Exercise objective: Reproduce the listing below verbatim.

━━━━━━━━

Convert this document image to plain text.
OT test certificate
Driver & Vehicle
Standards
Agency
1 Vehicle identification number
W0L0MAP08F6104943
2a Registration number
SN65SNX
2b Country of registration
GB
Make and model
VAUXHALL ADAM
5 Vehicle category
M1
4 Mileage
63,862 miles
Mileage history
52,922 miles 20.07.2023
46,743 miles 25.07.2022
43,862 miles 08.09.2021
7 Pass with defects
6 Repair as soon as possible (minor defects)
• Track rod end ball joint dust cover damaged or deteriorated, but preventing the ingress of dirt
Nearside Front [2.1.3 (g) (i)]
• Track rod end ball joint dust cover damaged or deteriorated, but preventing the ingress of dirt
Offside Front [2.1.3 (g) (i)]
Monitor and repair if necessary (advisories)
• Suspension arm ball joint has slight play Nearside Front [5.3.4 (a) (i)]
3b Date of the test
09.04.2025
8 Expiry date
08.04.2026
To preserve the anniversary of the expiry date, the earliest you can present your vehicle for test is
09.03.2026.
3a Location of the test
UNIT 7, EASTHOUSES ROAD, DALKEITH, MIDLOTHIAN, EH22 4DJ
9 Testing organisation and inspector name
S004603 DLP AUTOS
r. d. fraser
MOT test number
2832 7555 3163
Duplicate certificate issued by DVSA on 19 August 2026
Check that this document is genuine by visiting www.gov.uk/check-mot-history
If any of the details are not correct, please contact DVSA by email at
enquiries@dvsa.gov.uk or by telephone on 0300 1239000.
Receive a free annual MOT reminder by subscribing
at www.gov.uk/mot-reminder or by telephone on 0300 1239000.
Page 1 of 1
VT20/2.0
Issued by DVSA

━━━━━━━━

Response to this exercise:
Convert this document image to plain text.
OT test certificate
Driver & Vehicle
Standards
Agency
1 Vehicle identification number
W0L0MAP08F6104943
2a Registration number
SN65SNX
2b Country of registration
GB
Make and model
VAUXHALL ADAM
5 Vehicle category
M1
4 Mileage
63,862 miles
Mileage history
52,922 miles 20.07.2023
46,743 miles 25.07.2022
43,862 miles 08.09.2021
7 Pass with defects
6 Repair as soon as possible (minor defects)
• Track rod end ball joint dust cover damaged or deteriorated, but preventing the ingress of dirt
Nearside Front [2.1.3 (g) (i)]
• Track rod end ball joint dust cover damaged or deteriorated, but preventing the ingress of dirt
Offside Front [2.1.3 (g) (i)]
Monitor and repair if necessary (advisories)
• Suspension arm ball joint has slight play Nearside Front [5.3.4 (a) (i)]
3b Date of the test
09.04.2025
8 Expiry date
08.04.2026
To preserve the anniversary of the expiry date, the earliest you can present your vehicle for test is
09.03.2026.
3a Location of the test
UNIT 7, EASTHOUSES ROAD, DALKEITH, MIDLOTHIAN, EH22 4DJ
9 Testing organisation and inspector name
S004603 DLP AUTOS
r. d. fraser
MOT test number
2832 7555 3163
Duplicate certificate issued by DVSA on 19 August 2026
Check that this document is genuine by visiting www.gov.uk/check-mot-history
If any of the details are not correct, please contact DVSA by email at
enquiries@dvsa.gov.uk or by telephone on 0300 1239000.
Receive a free annual MOT reminder by subscribing
at www.gov.uk/mot-reminder or by telephone on 0300 1239000.
Page 1 of 1
VT20/2.0
Issued by DVSA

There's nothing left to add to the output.